— START —

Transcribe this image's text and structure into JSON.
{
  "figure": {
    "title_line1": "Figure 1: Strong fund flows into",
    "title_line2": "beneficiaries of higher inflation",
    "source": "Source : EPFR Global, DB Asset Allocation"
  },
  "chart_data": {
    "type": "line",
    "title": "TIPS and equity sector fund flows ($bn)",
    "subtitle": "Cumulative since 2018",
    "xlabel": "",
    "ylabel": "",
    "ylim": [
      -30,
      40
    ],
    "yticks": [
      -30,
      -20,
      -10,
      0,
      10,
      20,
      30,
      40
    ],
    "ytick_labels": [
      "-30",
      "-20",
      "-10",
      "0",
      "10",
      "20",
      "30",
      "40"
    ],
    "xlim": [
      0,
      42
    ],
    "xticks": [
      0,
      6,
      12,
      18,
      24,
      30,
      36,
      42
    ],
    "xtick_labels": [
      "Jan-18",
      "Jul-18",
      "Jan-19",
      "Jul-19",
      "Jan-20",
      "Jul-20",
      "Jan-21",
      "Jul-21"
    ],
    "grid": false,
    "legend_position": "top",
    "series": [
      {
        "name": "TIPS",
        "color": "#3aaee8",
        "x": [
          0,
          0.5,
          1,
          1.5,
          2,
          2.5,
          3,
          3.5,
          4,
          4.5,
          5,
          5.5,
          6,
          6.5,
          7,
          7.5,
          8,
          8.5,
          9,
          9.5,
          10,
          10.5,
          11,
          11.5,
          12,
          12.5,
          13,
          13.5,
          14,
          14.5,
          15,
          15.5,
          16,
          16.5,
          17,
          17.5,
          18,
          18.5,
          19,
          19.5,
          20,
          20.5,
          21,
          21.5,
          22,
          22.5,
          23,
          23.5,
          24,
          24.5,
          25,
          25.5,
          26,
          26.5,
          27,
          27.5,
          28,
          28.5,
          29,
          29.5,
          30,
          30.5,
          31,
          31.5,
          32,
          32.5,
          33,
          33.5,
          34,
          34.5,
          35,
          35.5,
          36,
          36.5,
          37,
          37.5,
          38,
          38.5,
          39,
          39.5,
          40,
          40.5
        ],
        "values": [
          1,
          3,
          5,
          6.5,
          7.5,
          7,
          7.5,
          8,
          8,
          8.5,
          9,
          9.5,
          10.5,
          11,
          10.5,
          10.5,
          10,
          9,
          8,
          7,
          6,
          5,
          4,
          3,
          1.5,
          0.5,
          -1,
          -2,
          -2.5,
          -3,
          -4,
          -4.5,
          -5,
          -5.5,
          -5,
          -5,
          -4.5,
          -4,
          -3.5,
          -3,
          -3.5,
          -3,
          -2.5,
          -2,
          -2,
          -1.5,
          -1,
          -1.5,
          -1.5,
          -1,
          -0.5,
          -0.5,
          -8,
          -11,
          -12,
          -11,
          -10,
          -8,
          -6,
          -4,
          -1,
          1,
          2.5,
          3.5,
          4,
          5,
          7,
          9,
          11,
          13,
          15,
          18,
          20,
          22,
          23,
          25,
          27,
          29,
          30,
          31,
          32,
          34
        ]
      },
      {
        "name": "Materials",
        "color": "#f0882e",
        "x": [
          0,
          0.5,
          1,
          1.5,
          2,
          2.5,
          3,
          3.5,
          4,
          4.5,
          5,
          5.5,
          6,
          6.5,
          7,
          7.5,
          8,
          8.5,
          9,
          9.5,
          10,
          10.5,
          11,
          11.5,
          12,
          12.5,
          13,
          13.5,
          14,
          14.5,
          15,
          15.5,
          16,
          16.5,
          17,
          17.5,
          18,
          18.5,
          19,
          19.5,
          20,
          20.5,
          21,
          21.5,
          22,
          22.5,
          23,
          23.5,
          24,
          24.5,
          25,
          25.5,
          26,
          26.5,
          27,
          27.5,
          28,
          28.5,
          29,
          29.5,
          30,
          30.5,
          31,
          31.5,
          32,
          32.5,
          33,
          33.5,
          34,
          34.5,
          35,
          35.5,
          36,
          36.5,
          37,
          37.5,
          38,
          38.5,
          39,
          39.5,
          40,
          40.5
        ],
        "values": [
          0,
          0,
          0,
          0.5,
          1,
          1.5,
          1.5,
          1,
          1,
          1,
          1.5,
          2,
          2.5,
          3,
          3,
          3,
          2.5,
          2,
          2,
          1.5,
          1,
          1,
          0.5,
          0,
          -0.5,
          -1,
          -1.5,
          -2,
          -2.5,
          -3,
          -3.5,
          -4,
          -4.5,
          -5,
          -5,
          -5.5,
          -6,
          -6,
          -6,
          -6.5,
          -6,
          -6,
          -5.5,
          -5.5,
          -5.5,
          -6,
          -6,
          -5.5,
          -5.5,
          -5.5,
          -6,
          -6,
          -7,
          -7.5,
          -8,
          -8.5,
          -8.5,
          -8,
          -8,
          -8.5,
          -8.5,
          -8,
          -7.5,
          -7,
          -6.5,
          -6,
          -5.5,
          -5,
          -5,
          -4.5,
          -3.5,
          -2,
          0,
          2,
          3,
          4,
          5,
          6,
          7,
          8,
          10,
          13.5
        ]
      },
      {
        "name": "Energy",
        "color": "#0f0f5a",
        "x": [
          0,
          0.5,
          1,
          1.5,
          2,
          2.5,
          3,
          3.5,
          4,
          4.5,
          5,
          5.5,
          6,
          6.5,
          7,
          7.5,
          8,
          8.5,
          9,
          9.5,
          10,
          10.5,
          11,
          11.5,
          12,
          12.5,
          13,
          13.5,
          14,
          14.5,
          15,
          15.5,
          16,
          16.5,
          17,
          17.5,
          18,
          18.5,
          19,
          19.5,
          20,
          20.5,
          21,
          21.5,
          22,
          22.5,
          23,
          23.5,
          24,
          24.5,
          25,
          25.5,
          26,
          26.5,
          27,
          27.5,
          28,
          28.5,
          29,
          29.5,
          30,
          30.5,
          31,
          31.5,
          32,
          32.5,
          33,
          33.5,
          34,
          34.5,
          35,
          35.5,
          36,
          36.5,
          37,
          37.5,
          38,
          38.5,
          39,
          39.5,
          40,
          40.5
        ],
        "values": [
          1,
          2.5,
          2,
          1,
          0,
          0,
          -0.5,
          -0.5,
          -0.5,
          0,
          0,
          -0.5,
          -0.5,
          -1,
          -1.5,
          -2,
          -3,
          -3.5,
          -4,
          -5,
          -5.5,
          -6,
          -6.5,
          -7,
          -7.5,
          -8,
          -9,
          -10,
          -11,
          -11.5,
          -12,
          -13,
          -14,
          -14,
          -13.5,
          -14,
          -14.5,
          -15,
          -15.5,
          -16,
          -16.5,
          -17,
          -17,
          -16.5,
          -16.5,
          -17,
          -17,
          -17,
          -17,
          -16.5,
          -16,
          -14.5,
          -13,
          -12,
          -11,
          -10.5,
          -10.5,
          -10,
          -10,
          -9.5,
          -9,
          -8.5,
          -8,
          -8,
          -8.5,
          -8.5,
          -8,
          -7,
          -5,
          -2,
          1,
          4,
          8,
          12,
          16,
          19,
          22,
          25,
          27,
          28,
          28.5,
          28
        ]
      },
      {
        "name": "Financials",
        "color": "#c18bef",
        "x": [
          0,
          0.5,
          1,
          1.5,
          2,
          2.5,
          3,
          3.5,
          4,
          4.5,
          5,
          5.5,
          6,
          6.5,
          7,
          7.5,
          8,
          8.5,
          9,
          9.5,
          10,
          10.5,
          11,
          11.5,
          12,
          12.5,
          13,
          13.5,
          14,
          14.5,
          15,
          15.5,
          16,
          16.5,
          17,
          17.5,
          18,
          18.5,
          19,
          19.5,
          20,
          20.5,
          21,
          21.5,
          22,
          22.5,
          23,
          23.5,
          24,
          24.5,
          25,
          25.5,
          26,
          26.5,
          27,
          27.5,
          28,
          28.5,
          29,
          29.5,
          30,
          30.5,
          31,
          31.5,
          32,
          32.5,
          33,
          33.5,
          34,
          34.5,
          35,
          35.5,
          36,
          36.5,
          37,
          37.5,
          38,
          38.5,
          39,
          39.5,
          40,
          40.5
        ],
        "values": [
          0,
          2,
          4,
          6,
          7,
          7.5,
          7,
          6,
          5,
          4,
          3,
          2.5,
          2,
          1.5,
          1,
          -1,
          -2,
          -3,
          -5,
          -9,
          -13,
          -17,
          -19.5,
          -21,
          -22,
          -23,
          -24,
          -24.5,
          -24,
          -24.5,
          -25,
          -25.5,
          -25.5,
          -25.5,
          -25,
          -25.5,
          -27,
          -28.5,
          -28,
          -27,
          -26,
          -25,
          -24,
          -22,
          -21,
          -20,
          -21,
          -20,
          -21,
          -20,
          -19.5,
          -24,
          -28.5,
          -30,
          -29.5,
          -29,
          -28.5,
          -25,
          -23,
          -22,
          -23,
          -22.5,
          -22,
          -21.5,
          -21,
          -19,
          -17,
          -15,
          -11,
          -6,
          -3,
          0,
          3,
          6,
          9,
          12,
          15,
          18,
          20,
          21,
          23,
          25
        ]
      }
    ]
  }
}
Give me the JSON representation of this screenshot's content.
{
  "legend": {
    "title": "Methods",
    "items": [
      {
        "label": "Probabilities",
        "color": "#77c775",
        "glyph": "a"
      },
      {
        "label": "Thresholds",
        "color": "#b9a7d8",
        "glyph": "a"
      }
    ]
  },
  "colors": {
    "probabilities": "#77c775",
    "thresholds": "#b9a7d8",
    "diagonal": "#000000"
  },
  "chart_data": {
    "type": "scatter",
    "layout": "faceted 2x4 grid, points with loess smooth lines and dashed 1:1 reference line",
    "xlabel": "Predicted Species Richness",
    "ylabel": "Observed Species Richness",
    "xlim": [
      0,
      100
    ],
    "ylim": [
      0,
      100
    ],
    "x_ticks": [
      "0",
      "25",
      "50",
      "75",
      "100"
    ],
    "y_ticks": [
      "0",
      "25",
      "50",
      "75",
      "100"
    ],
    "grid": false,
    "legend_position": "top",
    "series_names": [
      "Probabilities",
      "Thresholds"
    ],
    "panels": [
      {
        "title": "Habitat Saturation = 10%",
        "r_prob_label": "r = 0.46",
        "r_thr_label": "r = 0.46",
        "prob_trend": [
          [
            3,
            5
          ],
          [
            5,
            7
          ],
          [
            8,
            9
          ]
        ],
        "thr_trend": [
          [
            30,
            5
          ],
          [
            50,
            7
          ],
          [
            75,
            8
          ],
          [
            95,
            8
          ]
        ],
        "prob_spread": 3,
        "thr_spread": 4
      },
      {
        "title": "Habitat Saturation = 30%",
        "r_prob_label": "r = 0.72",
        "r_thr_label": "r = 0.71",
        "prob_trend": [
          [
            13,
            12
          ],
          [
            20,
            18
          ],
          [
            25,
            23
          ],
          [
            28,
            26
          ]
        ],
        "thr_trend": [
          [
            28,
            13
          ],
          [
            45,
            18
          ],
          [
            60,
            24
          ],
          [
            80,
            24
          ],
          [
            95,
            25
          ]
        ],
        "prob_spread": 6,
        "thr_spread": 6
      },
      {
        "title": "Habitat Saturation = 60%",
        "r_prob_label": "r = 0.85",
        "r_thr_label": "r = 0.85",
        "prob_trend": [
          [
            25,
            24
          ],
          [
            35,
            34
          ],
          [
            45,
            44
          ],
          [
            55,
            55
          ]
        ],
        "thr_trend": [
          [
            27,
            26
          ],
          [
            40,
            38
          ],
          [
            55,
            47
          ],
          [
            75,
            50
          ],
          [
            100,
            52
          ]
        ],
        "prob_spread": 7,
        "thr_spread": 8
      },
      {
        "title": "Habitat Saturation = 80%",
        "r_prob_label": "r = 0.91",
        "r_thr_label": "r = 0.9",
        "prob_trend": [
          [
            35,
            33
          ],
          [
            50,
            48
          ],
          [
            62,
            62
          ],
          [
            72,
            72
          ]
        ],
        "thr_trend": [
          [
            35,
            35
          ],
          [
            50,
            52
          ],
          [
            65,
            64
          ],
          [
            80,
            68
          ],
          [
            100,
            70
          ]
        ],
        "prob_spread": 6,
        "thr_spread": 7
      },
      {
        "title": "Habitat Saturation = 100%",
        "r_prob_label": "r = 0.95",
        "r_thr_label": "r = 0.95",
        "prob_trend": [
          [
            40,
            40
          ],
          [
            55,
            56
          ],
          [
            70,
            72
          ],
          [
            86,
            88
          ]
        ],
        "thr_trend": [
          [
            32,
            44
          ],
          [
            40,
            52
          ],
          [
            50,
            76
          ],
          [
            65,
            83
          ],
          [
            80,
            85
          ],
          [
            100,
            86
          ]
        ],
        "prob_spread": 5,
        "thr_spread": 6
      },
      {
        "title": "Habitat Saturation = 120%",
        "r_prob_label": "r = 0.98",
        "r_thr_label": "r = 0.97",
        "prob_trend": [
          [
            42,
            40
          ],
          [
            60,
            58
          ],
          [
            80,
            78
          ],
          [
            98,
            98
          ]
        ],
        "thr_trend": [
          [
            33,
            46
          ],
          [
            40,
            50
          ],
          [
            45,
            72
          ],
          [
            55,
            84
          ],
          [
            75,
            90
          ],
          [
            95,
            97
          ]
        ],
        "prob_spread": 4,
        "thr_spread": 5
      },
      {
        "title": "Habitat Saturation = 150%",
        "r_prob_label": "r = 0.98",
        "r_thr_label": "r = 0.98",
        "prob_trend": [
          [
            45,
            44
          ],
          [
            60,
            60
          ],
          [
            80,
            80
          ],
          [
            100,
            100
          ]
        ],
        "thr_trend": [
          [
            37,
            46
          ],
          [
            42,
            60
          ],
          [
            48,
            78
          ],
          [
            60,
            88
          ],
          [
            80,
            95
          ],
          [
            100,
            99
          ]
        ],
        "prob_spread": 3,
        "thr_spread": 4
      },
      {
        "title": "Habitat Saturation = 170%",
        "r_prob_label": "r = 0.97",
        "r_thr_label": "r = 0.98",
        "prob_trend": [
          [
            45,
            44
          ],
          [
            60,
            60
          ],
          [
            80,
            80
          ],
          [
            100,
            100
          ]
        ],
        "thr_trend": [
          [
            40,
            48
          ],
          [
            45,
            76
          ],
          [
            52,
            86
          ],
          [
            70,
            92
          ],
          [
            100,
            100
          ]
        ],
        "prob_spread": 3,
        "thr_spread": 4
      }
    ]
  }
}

— END —

*Short task:* Which lines of the data include "Saturation"? Copy each of them.

*Exercise answer:*
        "title": "Habitat Saturation = 10%",
        "title": "Habitat Saturation = 30%",
        "title": "Habitat Saturation = 60%",
        "title": "Habitat Saturation = 80%",
        "title": "Habitat Saturation = 100%",
        "title": "Habitat Saturation = 120%",
        "title": "Habitat Saturation = 150%",
        "title": "Habitat Saturation = 170%",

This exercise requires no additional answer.